* _YOUR TASK_: Count the lines in the records below that contain the word "Государственная", and reply with only that number.

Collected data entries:

----

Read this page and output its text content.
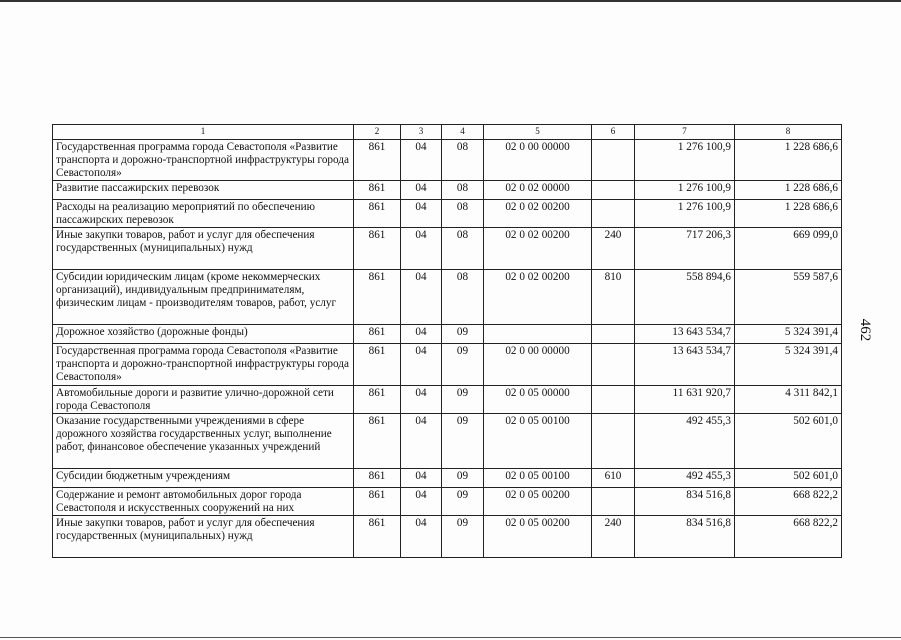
1	2	3	4	5	6	7	8
Государственная программа города Севастополя «Развитие транспорта и дорожно-транспортной инфраструктуры города Севастополя»	861	04	08	02 0 00 00000		1 276 100,9	1 228 686,6
Развитие пассажирских перевозок	861	04	08	02 0 02 00000		1 276 100,9	1 228 686,6
Расходы на реализацию мероприятий по обеспечению пассажирских перевозок	861	04	08	02 0 02 00200		1 276 100,9	1 228 686,6
Иные закупки товаров, работ и услуг для обеспечения государственных (муниципальных) нужд	861	04	08	02 0 02 00200	240	717 206,3	669 099,0
Субсидии юридическим лицам (кроме некоммерческих организаций), индивидуальным предпринимателям, физическим лицам - производителям товаров, работ, услуг	861	04	08	02 0 02 00200	810	558 894,6	559 587,6
Дорожное хозяйство (дорожные фонды)	861	04	09			13 643 534,7	5 324 391,4
Государственная программа города Севастополя «Развитие транспорта и дорожно-транспортной инфраструктуры города Севастополя»	861	04	09	02 0 00 00000		13 643 534,7	5 324 391,4
Автомобильные дороги и развитие улично-дорожной сети города Севастополя	861	04	09	02 0 05 00000		11 631 920,7	4 311 842,1
Оказание государственными учреждениями в сфере дорожного хозяйства государственных услуг, выполнение работ, финансовое обеспечение указанных учреждений	861	04	09	02 0 05 00100		492 455,3	502 601,0
Субсидии бюджетным учреждениям	861	04	09	02 0 05 00100	610	492 455,3	502 601,0
Содержание и ремонт автомобильных дорог города Севастополя и искусственных сооружений на них	861	04	09	02 0 05 00200		834 516,8	668 822,2
Иные закупки товаров, работ и услуг для обеспечения государственных (муниципальных) нужд	861	04	09	02 0 05 00200	240	834 516,8	668 822,2
462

----

* _EXERCISE ANSWER_: 2